● **Task material**:
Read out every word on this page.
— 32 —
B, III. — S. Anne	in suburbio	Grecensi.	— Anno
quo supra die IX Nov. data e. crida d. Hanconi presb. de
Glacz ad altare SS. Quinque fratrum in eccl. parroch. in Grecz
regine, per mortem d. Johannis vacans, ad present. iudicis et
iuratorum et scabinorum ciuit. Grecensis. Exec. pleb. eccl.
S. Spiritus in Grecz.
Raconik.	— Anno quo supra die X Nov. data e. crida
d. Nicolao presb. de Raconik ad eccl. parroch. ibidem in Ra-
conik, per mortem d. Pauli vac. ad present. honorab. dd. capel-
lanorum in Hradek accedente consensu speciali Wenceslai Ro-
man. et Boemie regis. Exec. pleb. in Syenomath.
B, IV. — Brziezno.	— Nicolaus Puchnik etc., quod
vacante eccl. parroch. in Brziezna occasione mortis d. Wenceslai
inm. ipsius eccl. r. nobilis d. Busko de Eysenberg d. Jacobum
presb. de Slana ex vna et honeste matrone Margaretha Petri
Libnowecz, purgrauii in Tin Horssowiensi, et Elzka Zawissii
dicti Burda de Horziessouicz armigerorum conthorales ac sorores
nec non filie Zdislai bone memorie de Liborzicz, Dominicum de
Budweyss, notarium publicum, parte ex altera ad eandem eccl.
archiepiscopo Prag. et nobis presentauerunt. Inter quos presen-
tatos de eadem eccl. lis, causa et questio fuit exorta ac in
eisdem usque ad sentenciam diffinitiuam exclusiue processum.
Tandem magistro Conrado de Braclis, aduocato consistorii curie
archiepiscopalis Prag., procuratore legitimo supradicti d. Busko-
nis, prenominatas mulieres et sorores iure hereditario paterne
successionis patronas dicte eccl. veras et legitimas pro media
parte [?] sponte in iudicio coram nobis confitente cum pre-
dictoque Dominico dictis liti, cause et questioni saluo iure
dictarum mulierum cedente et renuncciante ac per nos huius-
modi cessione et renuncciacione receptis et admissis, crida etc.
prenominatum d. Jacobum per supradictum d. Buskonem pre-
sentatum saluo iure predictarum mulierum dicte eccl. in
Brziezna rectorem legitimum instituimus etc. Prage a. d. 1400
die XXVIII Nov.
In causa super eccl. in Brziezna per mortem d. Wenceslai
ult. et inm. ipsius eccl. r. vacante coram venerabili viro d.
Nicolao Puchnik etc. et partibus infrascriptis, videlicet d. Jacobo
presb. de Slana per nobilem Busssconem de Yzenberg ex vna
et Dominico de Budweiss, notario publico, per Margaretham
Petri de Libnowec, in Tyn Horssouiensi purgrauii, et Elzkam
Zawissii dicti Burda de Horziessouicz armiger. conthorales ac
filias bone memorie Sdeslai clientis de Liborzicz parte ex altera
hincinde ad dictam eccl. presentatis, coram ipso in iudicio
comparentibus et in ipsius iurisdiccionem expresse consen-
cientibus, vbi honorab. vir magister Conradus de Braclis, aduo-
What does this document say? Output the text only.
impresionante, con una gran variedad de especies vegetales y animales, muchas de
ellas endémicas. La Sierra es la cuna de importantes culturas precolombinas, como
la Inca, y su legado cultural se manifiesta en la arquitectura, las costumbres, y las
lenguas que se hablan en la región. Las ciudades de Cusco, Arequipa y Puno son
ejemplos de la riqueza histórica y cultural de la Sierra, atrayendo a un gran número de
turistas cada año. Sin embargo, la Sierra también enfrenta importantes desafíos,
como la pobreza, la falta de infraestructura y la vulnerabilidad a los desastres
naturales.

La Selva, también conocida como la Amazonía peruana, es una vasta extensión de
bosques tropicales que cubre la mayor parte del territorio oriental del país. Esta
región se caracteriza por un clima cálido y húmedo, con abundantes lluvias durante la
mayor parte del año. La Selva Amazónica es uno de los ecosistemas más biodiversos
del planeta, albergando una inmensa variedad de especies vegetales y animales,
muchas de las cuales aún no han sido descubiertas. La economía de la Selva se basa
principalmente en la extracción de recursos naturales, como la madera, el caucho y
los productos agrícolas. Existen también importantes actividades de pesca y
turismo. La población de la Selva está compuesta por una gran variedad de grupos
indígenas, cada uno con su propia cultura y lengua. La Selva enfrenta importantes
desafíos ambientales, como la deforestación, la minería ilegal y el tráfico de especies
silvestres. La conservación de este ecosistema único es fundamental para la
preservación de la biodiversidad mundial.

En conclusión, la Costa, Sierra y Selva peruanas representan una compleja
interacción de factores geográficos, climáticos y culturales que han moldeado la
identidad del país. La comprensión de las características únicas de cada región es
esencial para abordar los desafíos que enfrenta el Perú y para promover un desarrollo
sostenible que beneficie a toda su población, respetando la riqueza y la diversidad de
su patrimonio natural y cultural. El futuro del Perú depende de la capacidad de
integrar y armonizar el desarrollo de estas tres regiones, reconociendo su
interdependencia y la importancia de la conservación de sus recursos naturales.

● **Exercise instructions**: Using the data above, return each line exactly as written.

● **Exercise response**:
Read out every word on this page.
— 32 —
B, III. — S. Anne	in suburbio	Grecensi.	— Anno
quo supra die IX Nov. data e. crida d. Hanconi presb. de
Glacz ad altare SS. Quinque fratrum in eccl. parroch. in Grecz
regine, per mortem d. Johannis vacans, ad present. iudicis et
iuratorum et scabinorum ciuit. Grecensis. Exec. pleb. eccl.
S. Spiritus in Grecz.
Raconik.	— Anno quo supra die X Nov. data e. crida
d. Nicolao presb. de Raconik ad eccl. parroch. ibidem in Ra-
conik, per mortem d. Pauli vac. ad present. honorab. dd. capel-
lanorum in Hradek accedente consensu speciali Wenceslai Ro-
man. et Boemie regis. Exec. pleb. in Syenomath.
B, IV. — Brziezno.	— Nicolaus Puchnik etc., quod
vacante eccl. parroch. in Brziezna occasione mortis d. Wenceslai
inm. ipsius eccl. r. nobilis d. Busko de Eysenberg d. Jacobum
presb. de Slana ex vna et honeste matrone Margaretha Petri
Libnowecz, purgrauii in Tin Horssowiensi, et Elzka Zawissii
dicti Burda de Horziessouicz armigerorum conthorales ac sorores
nec non filie Zdislai bone memorie de Liborzicz, Dominicum de
Budweyss, notarium publicum, parte ex altera ad eandem eccl.
archiepiscopo Prag. et nobis presentauerunt. Inter quos presen-
tatos de eadem eccl. lis, causa et questio fuit exorta ac in
eisdem usque ad sentenciam diffinitiuam exclusiue processum.
Tandem magistro Conrado de Braclis, aduocato consistorii curie
archiepiscopalis Prag., procuratore legitimo supradicti d. Busko-
nis, prenominatas mulieres et sorores iure hereditario paterne
successionis patronas dicte eccl. veras et legitimas pro media
parte [?] sponte in iudicio coram nobis confitente cum pre-
dictoque Dominico dictis liti, cause et questioni saluo iure
dictarum mulierum cedente et renuncciante ac per nos huius-
modi cessione et renuncciacione receptis et admissis, crida etc.
prenominatum d. Jacobum per supradictum d. Buskonem pre-
sentatum saluo iure predictarum mulierum dicte eccl. in
Brziezna rectorem legitimum instituimus etc. Prage a. d. 1400
die XXVIII Nov.
In causa super eccl. in Brziezna per mortem d. Wenceslai
ult. et inm. ipsius eccl. r. vacante coram venerabili viro d.
Nicolao Puchnik etc. et partibus infrascriptis, videlicet d. Jacobo
presb. de Slana per nobilem Busssconem de Yzenberg ex vna
et Dominico de Budweiss, notario publico, per Margaretham
Petri de Libnowec, in Tyn Horssouiensi purgrauii, et Elzkam
Zawissii dicti Burda de Horziessouicz armiger. conthorales ac
filias bone memorie Sdeslai clientis de Liborzicz parte ex altera
hincinde ad dictam eccl. presentatis, coram ipso in iudicio
comparentibus et in ipsius iurisdiccionem expresse consen-
cientibus, vbi honorab. vir magister Conradus de Braclis, aduo-
What does this document say? Output the text only.
impresionante, con una gran variedad de especies vegetales y animales, muchas de
ellas endémicas. La Sierra es la cuna de importantes culturas precolombinas, como
la Inca, y su legado cultural se manifiesta en la arquitectura, las costumbres, y las
lenguas que se hablan en la región. Las ciudades de Cusco, Arequipa y Puno son
ejemplos de la riqueza histórica y cultural de la Sierra, atrayendo a un gran número de
turistas cada año. Sin embargo, la Sierra también enfrenta importantes desafíos,
como la pobreza, la falta de infraestructura y la vulnerabilidad a los desastres
naturales.

La Selva, también conocida como la Amazonía peruana, es una vasta extensión de
bosques tropicales que cubre la mayor parte del territorio oriental del país. Esta
región se caracteriza por un clima cálido y húmedo, con abundantes lluvias durante la
mayor parte del año. La Selva Amazónica es uno de los ecosistemas más biodiversos
del planeta, albergando una inmensa variedad de especies vegetales y animales,
muchas de las cuales aún no han sido descubiertas. La economía de la Selva se basa
principalmente en la extracción de recursos naturales, como la madera, el caucho y
los productos agrícolas. Existen también importantes actividades de pesca y
turismo. La población de la Selva está compuesta por una gran variedad de grupos
indígenas, cada uno con su propia cultura y lengua. La Selva enfrenta importantes
desafíos ambientales, como la deforestación, la minería ilegal y el tráfico de especies
silvestres. La conservación de este ecosistema único es fundamental para la
preservación de la biodiversidad mundial.

En conclusión, la Costa, Sierra y Selva peruanas representan una compleja
interacción de factores geográficos, climáticos y culturales que han moldeado la
identidad del país. La comprensión de las características únicas de cada región es
esencial para abordar los desafíos que enfrenta el Perú y para promover un desarrollo
sostenible que beneficie a toda su población, respetando la riqueza y la diversidad de
su patrimonio natural y cultural. El futuro del Perú depende de la capacidad de
integrar y armonizar el desarrollo de estas tres regiones, reconociendo su
interdependencia y la importancia de la conservación de sus recursos naturales.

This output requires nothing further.